----- DATA FOR THIS EXERCISE -----

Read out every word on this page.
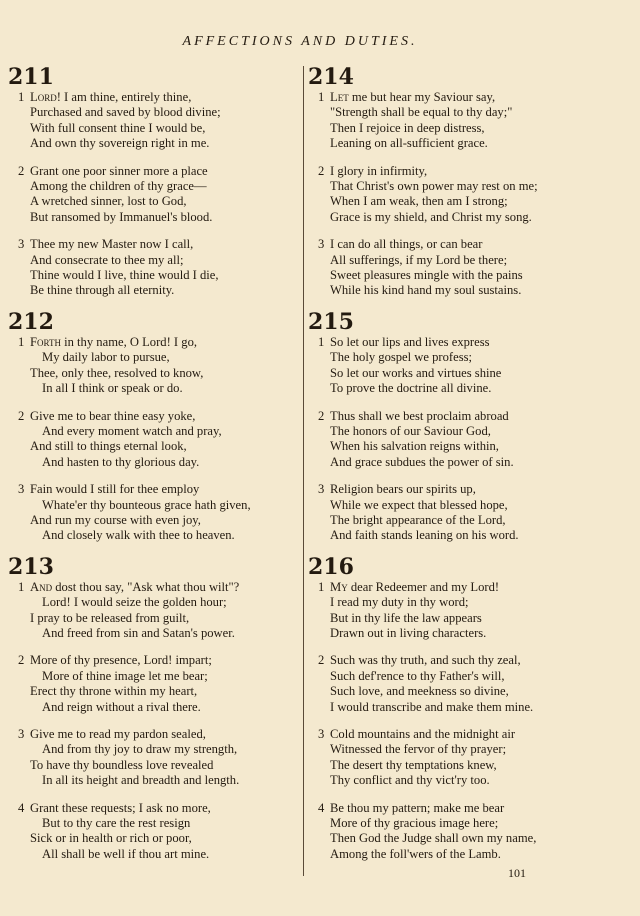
AFFECTIONS AND DUTIES.
211
1 Lord! I am thine, entirely thine,
Purchased and saved by blood divine;
With full consent thine I would be,
And own thy sovereign right in me.
2 Grant one poor sinner more a place
Among the children of thy grace—
A wretched sinner, lost to God,
But ransomed by Immanuel's blood.
3 Thee my new Master now I call,
And consecrate to thee my all;
Thine would I live, thine would I die,
Be thine through all eternity.
212
1 Forth in thy name, O Lord! I go,
My daily labor to pursue,
Thee, only thee, resolved to know,
In all I think or speak or do.
2 Give me to bear thine easy yoke,
And every moment watch and pray,
And still to things eternal look,
And hasten to thy glorious day.
3 Fain would I still for thee employ
Whate'er thy bounteous grace hath given,
And run my course with even joy,
And closely walk with thee to heaven.
213
1 And dost thou say, "Ask what thou wilt"?
Lord! I would seize the golden hour;
I pray to be released from guilt,
And freed from sin and Satan's power.
2 More of thy presence, Lord! impart;
More of thine image let me bear;
Erect thy throne within my heart,
And reign without a rival there.
3 Give me to read my pardon sealed,
And from thy joy to draw my strength,
To have thy boundless love revealed
In all its height and breadth and length.
4 Grant these requests; I ask no more,
But to thy care the rest resign
Sick or in health or rich or poor,
All shall be well if thou art mine.
214
1 Let me but hear my Saviour say,
"Strength shall be equal to thy day;"
Then I rejoice in deep distress,
Leaning on all-sufficient grace.
2 I glory in infirmity,
That Christ's own power may rest on me;
When I am weak, then am I strong;
Grace is my shield, and Christ my song.
3 I can do all things, or can bear
All sufferings, if my Lord be there;
Sweet pleasures mingle with the pains
While his kind hand my soul sustains.
215
1 So let our lips and lives express
The holy gospel we profess;
So let our works and virtues shine
To prove the doctrine all divine.
2 Thus shall we best proclaim abroad
The honors of our Saviour God,
When his salvation reigns within,
And grace subdues the power of sin.
3 Religion bears our spirits up,
While we expect that blessed hope,
The bright appearance of the Lord,
And faith stands leaning on his word.
216
1 My dear Redeemer and my Lord!
I read my duty in thy word;
But in thy life the law appears
Drawn out in living characters.
2 Such was thy truth, and such thy zeal,
Such def'rence to thy Father's will,
Such love, and meekness so divine,
I would transcribe and make them mine.
3 Cold mountains and the midnight air
Witnessed the fervor of thy prayer;
The desert thy temptations knew,
Thy conflict and thy vict'ry too.
4 Be thou my pattern; make me bear
More of thy gracious image here;
Then God the Judge shall own my name,
Among the foll'wers of the Lamb.
101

-----

GOAL OF THE EXERCISE:
Images in the data above are to be skipped. Retype all other material exactly.

WRITTEN REPLY:
Read out every word on this page.
AFFECTIONS AND DUTIES.
211
1 Lord! I am thine, entirely thine,
Purchased and saved by blood divine;
With full consent thine I would be,
And own thy sovereign right in me.
2 Grant one poor sinner more a place
Among the children of thy grace—
A wretched sinner, lost to God,
But ransomed by Immanuel's blood.
3 Thee my new Master now I call,
And consecrate to thee my all;
Thine would I live, thine would I die,
Be thine through all eternity.
212
1 Forth in thy name, O Lord! I go,
My daily labor to pursue,
Thee, only thee, resolved to know,
In all I think or speak or do.
2 Give me to bear thine easy yoke,
And every moment watch and pray,
And still to things eternal look,
And hasten to thy glorious day.
3 Fain would I still for thee employ
Whate'er thy bounteous grace hath given,
And run my course with even joy,
And closely walk with thee to heaven.
213
1 And dost thou say, "Ask what thou wilt"?
Lord! I would seize the golden hour;
I pray to be released from guilt,
And freed from sin and Satan's power.
2 More of thy presence, Lord! impart;
More of thine image let me bear;
Erect thy throne within my heart,
And reign without a rival there.
3 Give me to read my pardon sealed,
And from thy joy to draw my strength,
To have thy boundless love revealed
In all its height and breadth and length.
4 Grant these requests; I ask no more,
But to thy care the rest resign
Sick or in health or rich or poor,
All shall be well if thou art mine.
214
1 Let me but hear my Saviour say,
"Strength shall be equal to thy day;"
Then I rejoice in deep distress,
Leaning on all-sufficient grace.
2 I glory in infirmity,
That Christ's own power may rest on me;
When I am weak, then am I strong;
Grace is my shield, and Christ my song.
3 I can do all things, or can bear
All sufferings, if my Lord be there;
Sweet pleasures mingle with the pains
While his kind hand my soul sustains.
215
1 So let our lips and lives express
The holy gospel we profess;
So let our works and virtues shine
To prove the doctrine all divine.
2 Thus shall we best proclaim abroad
The honors of our Saviour God,
When his salvation reigns within,
And grace subdues the power of sin.
3 Religion bears our spirits up,
While we expect that blessed hope,
The bright appearance of the Lord,
And faith stands leaning on his word.
216
1 My dear Redeemer and my Lord!
I read my duty in thy word;
But in thy life the law appears
Drawn out in living characters.
2 Such was thy truth, and such thy zeal,
Such def'rence to thy Father's will,
Such love, and meekness so divine,
I would transcribe and make them mine.
3 Cold mountains and the midnight air
Witnessed the fervor of thy prayer;
The desert thy temptations knew,
Thy conflict and thy vict'ry too.
4 Be thou my pattern; make me bear
More of thy gracious image here;
Then God the Judge shall own my name,
Among the foll'wers of the Lamb.
101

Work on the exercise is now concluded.